>> START Dataset excerpts
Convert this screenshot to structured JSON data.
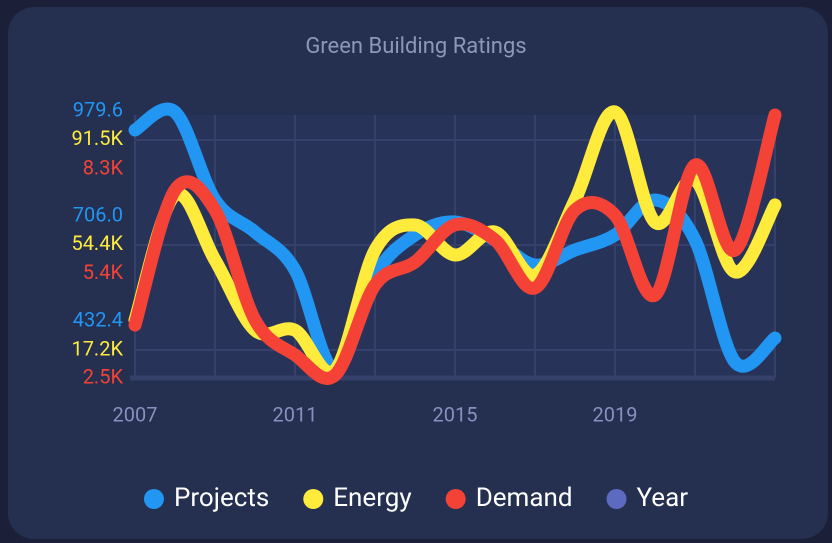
{
  "chart_data": {
    "type": "line",
    "title": "Green Building Ratings",
    "x": [
      2007,
      2008,
      2009,
      2010,
      2011,
      2012,
      2013,
      2014,
      2015,
      2016,
      2017,
      2018,
      2019,
      2020,
      2021,
      2022,
      2023
    ],
    "xlim": [
      2007,
      2023
    ],
    "xticks": [
      2007,
      2011,
      2015,
      2019
    ],
    "grid": true,
    "legend": "bottom",
    "series": [
      {
        "name": "Projects",
        "color": "#2196f3",
        "values": [
          1005.6,
          1052.5,
          823.2,
          739.8,
          640.8,
          380.2,
          627.7,
          732.0,
          765.9,
          719.0,
          653.8,
          692.9,
          732.0,
          823.2,
          719.0,
          401.0,
          463.5
        ],
        "ylim": [
          359.4,
          1044.7
        ],
        "yticks": [
          {
            "value": 432.4,
            "label": "432.4"
          },
          {
            "value": 706.0,
            "label": "706.0"
          },
          {
            "value": 979.6,
            "label": "979.6"
          }
        ]
      },
      {
        "name": "Energy",
        "color": "#ffeb3b",
        "values": [
          27800,
          72000,
          49000,
          24200,
          24200,
          10100,
          52500,
          61400,
          50800,
          58900,
          43700,
          70200,
          101400,
          62400,
          77300,
          44800,
          68500
        ],
        "ylim": [
          7300,
          100300
        ],
        "yticks": [
          {
            "value": 17200,
            "label": "17.2K"
          },
          {
            "value": 54400,
            "label": "54.4K"
          },
          {
            "value": 91500,
            "label": "91.5K"
          }
        ]
      },
      {
        "name": "Demand",
        "color": "#f44336",
        "values": [
          3170,
          6920,
          6360,
          3310,
          2340,
          1780,
          4280,
          4920,
          5950,
          5530,
          4200,
          6360,
          6220,
          4000,
          7610,
          5250,
          9000
        ],
        "ylim": [
          1700,
          9000
        ],
        "yticks": [
          {
            "value": 2500,
            "label": "2.5K"
          },
          {
            "value": 5400,
            "label": "5.4K"
          },
          {
            "value": 8300,
            "label": "8.3K"
          }
        ]
      },
      {
        "name": "Year",
        "color": "#5c6bc0"
      }
    ]
  }
}
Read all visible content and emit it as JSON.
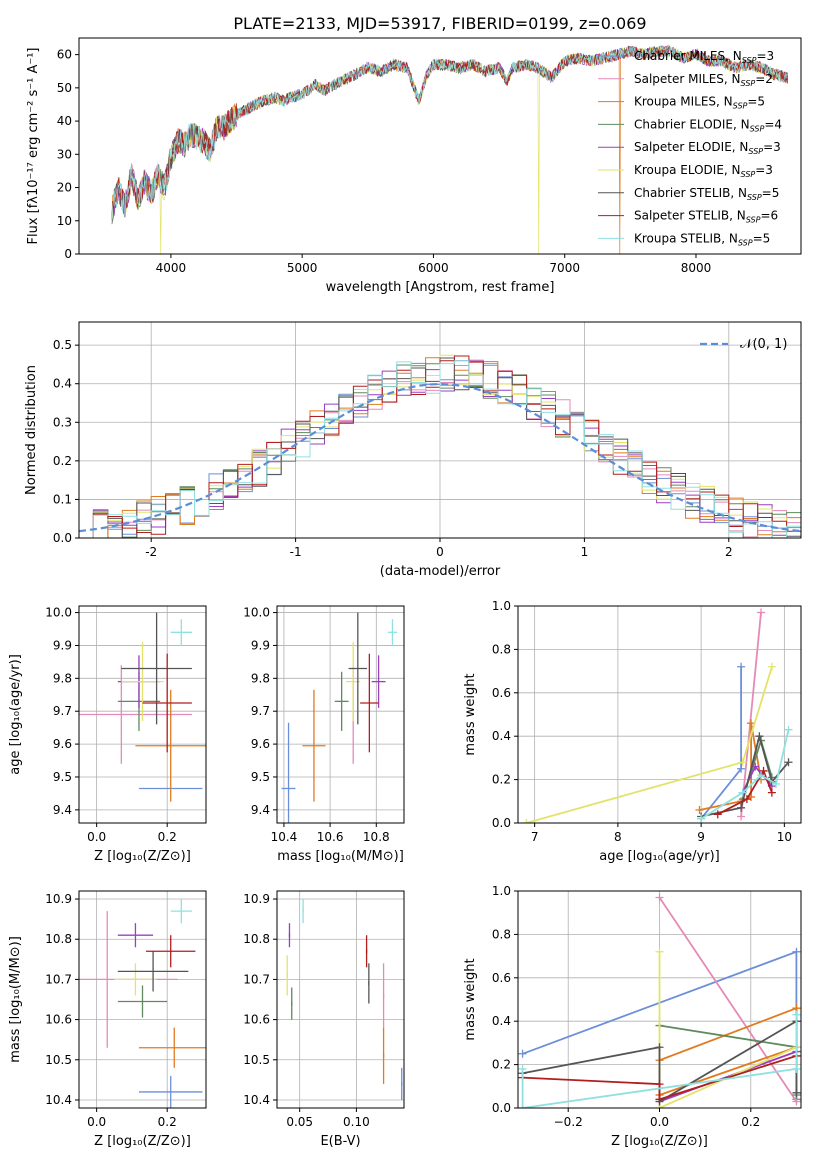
{
  "title": "PLATE=2133, MJD=53917, FIBERID=0199, z=0.069",
  "colors": {
    "Chabrier MILES": "#6b8fd9",
    "Salpeter MILES": "#e58ab8",
    "Kroupa MILES": "#e07b1f",
    "Chabrier ELODIE": "#5f8a5f",
    "Salpeter ELODIE": "#9a3fc0",
    "Kroupa ELODIE": "#e3e36a",
    "Chabrier STELIB": "#555555",
    "Salpeter STELIB": "#b01e1e",
    "Kroupa STELIB": "#8fe0e0",
    "normal": "#5b8dd9"
  },
  "models": [
    {
      "key": "Chabrier MILES",
      "label": "Chabrier MILES, N",
      "sub": "SSP",
      "eq": "=3"
    },
    {
      "key": "Salpeter MILES",
      "label": "Salpeter MILES, N",
      "sub": "SSP",
      "eq": "=2"
    },
    {
      "key": "Kroupa MILES",
      "label": "Kroupa MILES, N",
      "sub": "SSP",
      "eq": "=5"
    },
    {
      "key": "Chabrier ELODIE",
      "label": "Chabrier ELODIE, N",
      "sub": "SSP",
      "eq": "=4"
    },
    {
      "key": "Salpeter ELODIE",
      "label": "Salpeter ELODIE, N",
      "sub": "SSP",
      "eq": "=3"
    },
    {
      "key": "Kroupa ELODIE",
      "label": "Kroupa ELODIE, N",
      "sub": "SSP",
      "eq": "=3"
    },
    {
      "key": "Chabrier STELIB",
      "label": "Chabrier STELIB, N",
      "sub": "SSP",
      "eq": "=5"
    },
    {
      "key": "Salpeter STELIB",
      "label": "Salpeter STELIB, N",
      "sub": "SSP",
      "eq": "=6"
    },
    {
      "key": "Kroupa STELIB",
      "label": "Kroupa STELIB, N",
      "sub": "SSP",
      "eq": "=5"
    }
  ],
  "chart_data": [
    {
      "type": "line",
      "panel": "spectrum",
      "xlabel": "wavelength [Angstrom, rest frame]",
      "ylabel": "Flux [fλ10⁻¹⁷ erg cm⁻² s⁻¹ A⁻¹]",
      "xlim": [
        3300,
        8800
      ],
      "ylim": [
        0,
        65
      ],
      "xticks": [
        4000,
        5000,
        6000,
        7000,
        8000
      ],
      "yticks": [
        0,
        10,
        20,
        30,
        40,
        50,
        60
      ],
      "grid": false,
      "legend": "top-right",
      "x": [
        3550,
        3600,
        3650,
        3700,
        3750,
        3800,
        3850,
        3900,
        3950,
        4000,
        4050,
        4100,
        4150,
        4200,
        4250,
        4300,
        4350,
        4400,
        4450,
        4500,
        4600,
        4700,
        4800,
        4862,
        4900,
        5000,
        5100,
        5175,
        5200,
        5300,
        5400,
        5500,
        5600,
        5700,
        5800,
        5890,
        5950,
        6000,
        6100,
        6200,
        6300,
        6400,
        6500,
        6563,
        6600,
        6700,
        6800,
        6900,
        7000,
        7100,
        7200,
        7300,
        7400,
        7500,
        7600,
        7700,
        7800,
        7900,
        8000,
        8100,
        8200,
        8300,
        8400,
        8500,
        8600,
        8700
      ],
      "y": [
        13,
        20,
        14,
        24,
        16,
        22,
        18,
        24,
        20,
        29,
        34,
        33,
        36,
        35,
        34,
        31,
        38,
        38,
        40,
        42,
        44,
        46,
        47,
        46,
        47,
        48,
        51,
        49,
        50,
        52,
        54,
        56,
        55,
        57,
        56,
        46,
        54,
        57,
        57,
        56,
        57,
        55,
        56,
        52,
        56,
        57,
        56,
        53,
        58,
        59,
        58,
        59,
        60,
        61,
        60,
        61,
        61,
        59,
        60,
        58,
        58,
        56,
        57,
        56,
        54,
        53
      ],
      "dropouts": [
        {
          "model": "Kroupa ELODIE",
          "x": 3920
        },
        {
          "model": "Kroupa ELODIE",
          "x": 6800
        },
        {
          "model": "Kroupa MILES",
          "x": 7420
        }
      ]
    },
    {
      "type": "line",
      "panel": "residual-histogram",
      "xlabel": "(data-model)/error",
      "ylabel": "Normed distribution",
      "xlim": [
        -2.5,
        2.5
      ],
      "ylim": [
        0,
        0.56
      ],
      "xticks": [
        -2,
        -1,
        0,
        1,
        2
      ],
      "yticks": [
        0.0,
        0.1,
        0.2,
        0.3,
        0.4,
        0.5
      ],
      "grid": true,
      "legend": "top-right",
      "normal_label": "𝒩(0, 1)"
    },
    {
      "type": "scatter",
      "panel": "age-vs-Z",
      "xlabel": "Z [log₁₀(Z/Z⊙)]",
      "ylabel": "age  [log₁₀(age/yr)]",
      "xlim": [
        -0.05,
        0.31
      ],
      "ylim": [
        9.36,
        10.02
      ],
      "xticks": [
        0.0,
        0.2
      ],
      "yticks": [
        9.4,
        9.5,
        9.6,
        9.7,
        9.8,
        9.9,
        10.0
      ],
      "grid": true,
      "points": [
        {
          "model": "Chabrier MILES",
          "x": 0.21,
          "y": 9.465,
          "xerr": 0.09,
          "yerr": 0.0
        },
        {
          "model": "Salpeter MILES",
          "x": 0.07,
          "y": 9.69,
          "xerr": 0.2,
          "yerr": 0.15
        },
        {
          "model": "Kroupa MILES",
          "x": 0.21,
          "y": 9.595,
          "xerr": 0.1,
          "yerr": 0.17
        },
        {
          "model": "Chabrier ELODIE",
          "x": 0.12,
          "y": 9.73,
          "xerr": 0.06,
          "yerr": 0.09
        },
        {
          "model": "Salpeter ELODIE",
          "x": 0.12,
          "y": 9.79,
          "xerr": 0.06,
          "yerr": 0.08
        },
        {
          "model": "Kroupa ELODIE",
          "x": 0.13,
          "y": 9.79,
          "xerr": 0.06,
          "yerr": 0.12
        },
        {
          "model": "Chabrier STELIB",
          "x": 0.17,
          "y": 9.83,
          "xerr": 0.1,
          "yerr": 0.17
        },
        {
          "model": "Salpeter STELIB",
          "x": 0.2,
          "y": 9.725,
          "xerr": 0.07,
          "yerr": 0.15
        },
        {
          "model": "Kroupa STELIB",
          "x": 0.24,
          "y": 9.94,
          "xerr": 0.03,
          "yerr": 0.04
        }
      ]
    },
    {
      "type": "scatter",
      "panel": "age-vs-mass",
      "xlabel": "mass [log₁₀(M/M⊙)]",
      "ylabel": "",
      "xlim": [
        10.37,
        10.92
      ],
      "ylim": [
        9.36,
        10.02
      ],
      "xticks": [
        10.4,
        10.6,
        10.8
      ],
      "yticks": [
        9.4,
        9.5,
        9.6,
        9.7,
        9.8,
        9.9,
        10.0
      ],
      "grid": true,
      "points": [
        {
          "model": "Chabrier MILES",
          "x": 10.42,
          "y": 9.465,
          "xerr": 0.03,
          "yerr": 0.2
        },
        {
          "model": "Salpeter MILES",
          "x": 10.7,
          "y": 9.69,
          "xerr": 0.0,
          "yerr": 0.15
        },
        {
          "model": "Kroupa MILES",
          "x": 10.53,
          "y": 9.595,
          "xerr": 0.05,
          "yerr": 0.17
        },
        {
          "model": "Chabrier ELODIE",
          "x": 10.65,
          "y": 9.73,
          "xerr": 0.03,
          "yerr": 0.09
        },
        {
          "model": "Salpeter ELODIE",
          "x": 10.81,
          "y": 9.79,
          "xerr": 0.03,
          "yerr": 0.08
        },
        {
          "model": "Kroupa ELODIE",
          "x": 10.7,
          "y": 9.79,
          "xerr": 0.03,
          "yerr": 0.12
        },
        {
          "model": "Chabrier STELIB",
          "x": 10.72,
          "y": 9.83,
          "xerr": 0.04,
          "yerr": 0.17
        },
        {
          "model": "Salpeter STELIB",
          "x": 10.77,
          "y": 9.725,
          "xerr": 0.04,
          "yerr": 0.15
        },
        {
          "model": "Kroupa STELIB",
          "x": 10.87,
          "y": 9.94,
          "xerr": 0.02,
          "yerr": 0.04
        }
      ]
    },
    {
      "type": "line",
      "panel": "mass-weight-vs-age",
      "xlabel": "age  [log₁₀(age/yr)]",
      "ylabel": "mass weight",
      "xlim": [
        6.8,
        10.2
      ],
      "ylim": [
        0,
        1
      ],
      "xticks": [
        7,
        8,
        9,
        10
      ],
      "yticks": [
        0.0,
        0.2,
        0.4,
        0.6,
        0.8,
        1.0
      ],
      "grid": true,
      "series": [
        {
          "model": "Chabrier MILES",
          "x": [
            9.0,
            9.48,
            9.48
          ],
          "y": [
            0.02,
            0.25,
            0.72
          ]
        },
        {
          "model": "Salpeter MILES",
          "x": [
            9.48,
            9.72
          ],
          "y": [
            0.03,
            0.97
          ]
        },
        {
          "model": "Kroupa MILES",
          "x": [
            8.98,
            9.48,
            9.6,
            9.6,
            9.72
          ],
          "y": [
            0.06,
            0.1,
            0.12,
            0.46,
            0.2
          ]
        },
        {
          "model": "Chabrier ELODIE",
          "x": [
            9.5,
            9.72,
            9.85
          ],
          "y": [
            0.11,
            0.38,
            0.21
          ]
        },
        {
          "model": "Salpeter ELODIE",
          "x": [
            9.5,
            9.65,
            9.85
          ],
          "y": [
            0.14,
            0.26,
            0.17
          ]
        },
        {
          "model": "Kroupa ELODIE",
          "x": [
            6.9,
            9.5,
            9.85
          ],
          "y": [
            0.0,
            0.28,
            0.72
          ]
        },
        {
          "model": "Chabrier STELIB",
          "x": [
            9.0,
            9.48,
            9.7,
            9.85,
            10.05
          ],
          "y": [
            0.03,
            0.07,
            0.4,
            0.19,
            0.28
          ]
        },
        {
          "model": "Salpeter STELIB",
          "x": [
            9.2,
            9.55,
            9.75,
            9.85
          ],
          "y": [
            0.04,
            0.11,
            0.24,
            0.14
          ]
        },
        {
          "model": "Kroupa STELIB",
          "x": [
            9.0,
            9.5,
            9.72,
            9.9,
            10.05
          ],
          "y": [
            0.02,
            0.14,
            0.22,
            0.18,
            0.43
          ]
        }
      ]
    },
    {
      "type": "scatter",
      "panel": "mass-vs-Z",
      "xlabel": "Z [log₁₀(Z/Z⊙)]",
      "ylabel": "mass [log₁₀(M/M⊙)]",
      "xlim": [
        -0.05,
        0.31
      ],
      "ylim": [
        10.38,
        10.92
      ],
      "xticks": [
        0.0,
        0.2
      ],
      "yticks": [
        10.4,
        10.5,
        10.6,
        10.7,
        10.8,
        10.9
      ],
      "grid": true,
      "points": [
        {
          "model": "Chabrier MILES",
          "x": 0.21,
          "y": 10.42,
          "xerr": 0.09,
          "yerr": 0.04
        },
        {
          "model": "Salpeter MILES",
          "x": 0.03,
          "y": 10.7,
          "xerr": 0.2,
          "yerr": 0.17
        },
        {
          "model": "Kroupa MILES",
          "x": 0.22,
          "y": 10.53,
          "xerr": 0.1,
          "yerr": 0.05
        },
        {
          "model": "Chabrier ELODIE",
          "x": 0.13,
          "y": 10.645,
          "xerr": 0.07,
          "yerr": 0.04
        },
        {
          "model": "Salpeter ELODIE",
          "x": 0.11,
          "y": 10.81,
          "xerr": 0.05,
          "yerr": 0.03
        },
        {
          "model": "Kroupa ELODIE",
          "x": 0.11,
          "y": 10.7,
          "xerr": 0.06,
          "yerr": 0.04
        },
        {
          "model": "Chabrier STELIB",
          "x": 0.16,
          "y": 10.72,
          "xerr": 0.1,
          "yerr": 0.05
        },
        {
          "model": "Salpeter STELIB",
          "x": 0.21,
          "y": 10.77,
          "xerr": 0.07,
          "yerr": 0.04
        },
        {
          "model": "Kroupa STELIB",
          "x": 0.24,
          "y": 10.87,
          "xerr": 0.03,
          "yerr": 0.03
        }
      ]
    },
    {
      "type": "scatter",
      "panel": "mass-vs-EBV",
      "xlabel": "E(B-V)",
      "ylabel": "",
      "xlim": [
        0.03,
        0.142
      ],
      "ylim": [
        10.38,
        10.92
      ],
      "xticks": [
        0.05,
        0.1
      ],
      "yticks": [
        10.4,
        10.5,
        10.6,
        10.7,
        10.8,
        10.9
      ],
      "grid": true,
      "points": [
        {
          "model": "Chabrier MILES",
          "x": 0.14,
          "y": 10.44,
          "xerr": 0,
          "yerr": 0.04
        },
        {
          "model": "Salpeter MILES",
          "x": 0.124,
          "y": 10.66,
          "xerr": 0,
          "yerr": 0.08
        },
        {
          "model": "Kroupa MILES",
          "x": 0.124,
          "y": 10.51,
          "xerr": 0,
          "yerr": 0.07
        },
        {
          "model": "Chabrier ELODIE",
          "x": 0.043,
          "y": 10.64,
          "xerr": 0,
          "yerr": 0.04
        },
        {
          "model": "Salpeter ELODIE",
          "x": 0.041,
          "y": 10.81,
          "xerr": 0,
          "yerr": 0.03
        },
        {
          "model": "Kroupa ELODIE",
          "x": 0.039,
          "y": 10.71,
          "xerr": 0,
          "yerr": 0.05
        },
        {
          "model": "Chabrier STELIB",
          "x": 0.111,
          "y": 10.69,
          "xerr": 0,
          "yerr": 0.05
        },
        {
          "model": "Salpeter STELIB",
          "x": 0.109,
          "y": 10.77,
          "xerr": 0,
          "yerr": 0.04
        },
        {
          "model": "Kroupa STELIB",
          "x": 0.053,
          "y": 10.87,
          "xerr": 0,
          "yerr": 0.03
        }
      ]
    },
    {
      "type": "line",
      "panel": "mass-weight-vs-Z",
      "xlabel": "Z [log₁₀(Z/Z⊙)]",
      "ylabel": "mass weight",
      "xlim": [
        -0.31,
        0.31
      ],
      "ylim": [
        0,
        1
      ],
      "xticks": [
        -0.2,
        0.0,
        0.2
      ],
      "yticks": [
        0.0,
        0.2,
        0.4,
        0.6,
        0.8,
        1.0
      ],
      "grid": true,
      "series": [
        {
          "model": "Chabrier MILES",
          "x": [
            -0.3,
            0.3,
            0.3
          ],
          "y": [
            0.25,
            0.72,
            0.04
          ]
        },
        {
          "model": "Salpeter MILES",
          "x": [
            0.0,
            0.3
          ],
          "y": [
            0.97,
            0.03
          ]
        },
        {
          "model": "Kroupa MILES",
          "x": [
            0.0,
            0.0,
            0.3,
            0.3,
            0.0
          ],
          "y": [
            0.06,
            0.22,
            0.46,
            0.28,
            0.06
          ]
        },
        {
          "model": "Chabrier ELODIE",
          "x": [
            0.0,
            0.3,
            0.3
          ],
          "y": [
            0.38,
            0.28,
            0.06
          ]
        },
        {
          "model": "Salpeter ELODIE",
          "x": [
            0.0,
            0.3
          ],
          "y": [
            0.03,
            0.26
          ]
        },
        {
          "model": "Kroupa ELODIE",
          "x": [
            0.0,
            0.0,
            0.3
          ],
          "y": [
            0.72,
            0.0,
            0.28
          ]
        },
        {
          "model": "Chabrier STELIB",
          "x": [
            -0.3,
            0.0,
            0.0,
            0.3,
            0.3
          ],
          "y": [
            0.16,
            0.28,
            0.03,
            0.4,
            0.07
          ]
        },
        {
          "model": "Salpeter STELIB",
          "x": [
            -0.3,
            0.0,
            0.0,
            0.3
          ],
          "y": [
            0.14,
            0.11,
            0.04,
            0.24
          ]
        },
        {
          "model": "Kroupa STELIB",
          "x": [
            -0.3,
            -0.3,
            0.3,
            0.3
          ],
          "y": [
            0.18,
            0.0,
            0.18,
            0.43
          ]
        }
      ]
    }
  ]
}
>> END Dataset excerpts
Scan the records above and report how many lines include the word "name", without any other text.

*Response below:* 4